Records for the exercise
--*--

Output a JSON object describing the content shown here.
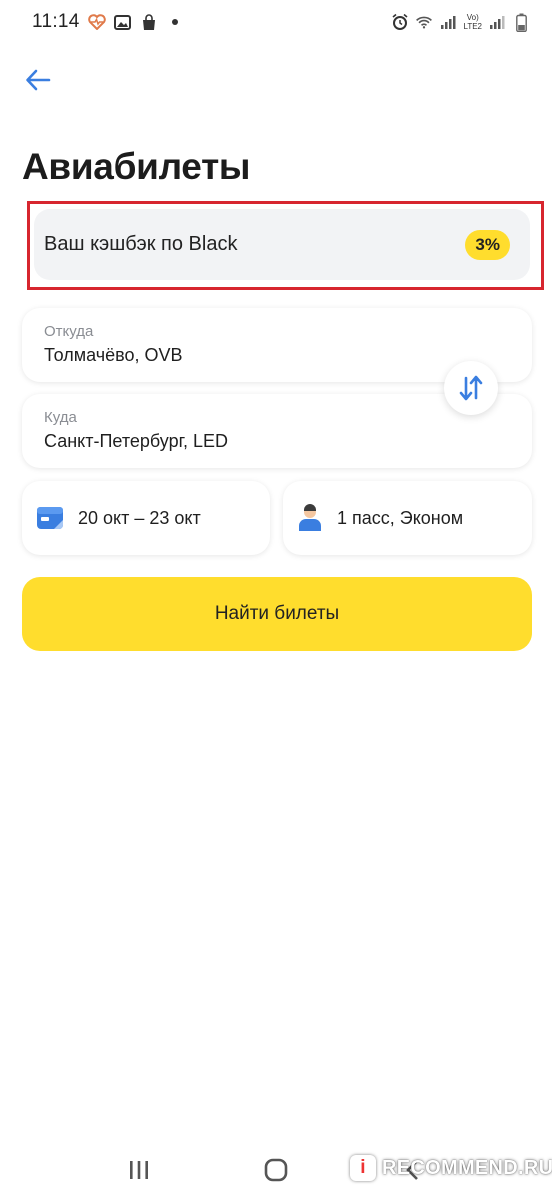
{
  "status_bar": {
    "time": "11:14",
    "network_line1": "Vo)",
    "network_line2": "LTE2",
    "icons": [
      "health-icon",
      "gallery-icon",
      "shopping-bag-icon",
      "dot-icon",
      "alarm-icon",
      "wifi-icon",
      "signal-icon",
      "battery-icon"
    ]
  },
  "header": {
    "back_icon": "arrow-left-icon",
    "title": "Авиабилеты"
  },
  "cashback": {
    "label": "Ваш кэшбэк по Black",
    "badge": "3%"
  },
  "form": {
    "from": {
      "label": "Откуда",
      "value": "Толмачёво, OVB"
    },
    "to": {
      "label": "Куда",
      "value": "Санкт-Петербург, LED"
    },
    "swap_icon": "swap-arrows-icon",
    "dates": {
      "icon": "calendar-icon",
      "value": "20 окт – 23 окт"
    },
    "passengers": {
      "icon": "person-icon",
      "value": "1 пасс, Эконом"
    },
    "search_button": "Найти билеты"
  },
  "nav": {
    "items": [
      "recents-icon",
      "home-icon",
      "back-icon"
    ]
  },
  "watermark": {
    "text": "RECOMMEND.RU",
    "logo_letter": "i"
  },
  "colors": {
    "accent_yellow": "#ffdd2d",
    "highlight_red": "#d7262f",
    "icon_blue": "#3a7ee0"
  }
}
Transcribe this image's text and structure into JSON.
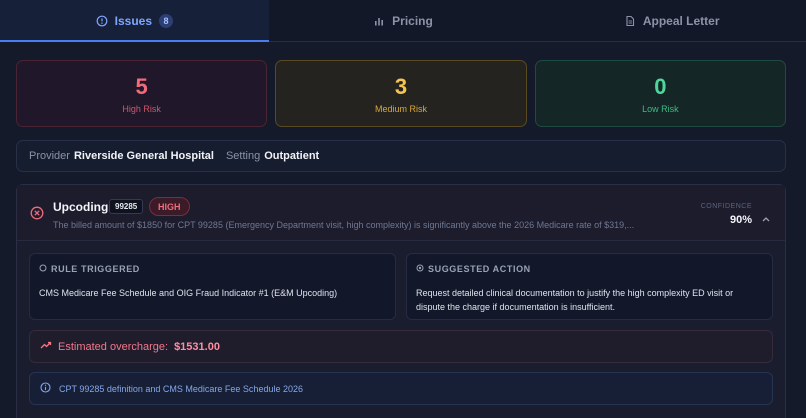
{
  "tabs": [
    {
      "label": "Issues",
      "icon": "alert-circle-icon",
      "count": "8",
      "active": true
    },
    {
      "label": "Pricing",
      "icon": "bar-chart-icon",
      "active": false
    },
    {
      "label": "Appeal Letter",
      "icon": "document-icon",
      "active": false
    }
  ],
  "summary": {
    "high": {
      "count": "5",
      "label": "High Risk",
      "color": "#f26b7a"
    },
    "medium": {
      "count": "3",
      "label": "Medium Risk",
      "color": "#f5c451"
    },
    "low": {
      "count": "0",
      "label": "Low Risk",
      "color": "#4fd79b"
    }
  },
  "provider": {
    "provider_label": "Provider",
    "provider_value": "Riverside General Hospital",
    "setting_label": "Setting",
    "setting_value": "Outpatient"
  },
  "issue": {
    "title": "Upcoding",
    "code": "99285",
    "severity": "HIGH",
    "description": "The billed amount of $1850 for CPT 99285 (Emergency Department visit, high complexity) is significantly above the 2026 Medicare rate of $319,...",
    "confidence_label": "CONFIDENCE",
    "confidence_value": "90%",
    "rule_heading": "RULE TRIGGERED",
    "rule_text": "CMS Medicare Fee Schedule and OIG Fraud Indicator #1 (E&M Upcoding)",
    "action_heading": "SUGGESTED ACTION",
    "action_text": "Request detailed clinical documentation to justify the high complexity ED visit or dispute the charge if documentation is insufficient.",
    "overcharge_label": "Estimated overcharge:",
    "overcharge_value": "$1531.00",
    "reference": "CPT 99285 definition and CMS Medicare Fee Schedule 2026"
  }
}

--*--

Filter for "Risk". Return all lines that hold it.

Solution for this exercise
      "label": "High Risk",
      "label": "Medium Risk",
      "label": "Low Risk",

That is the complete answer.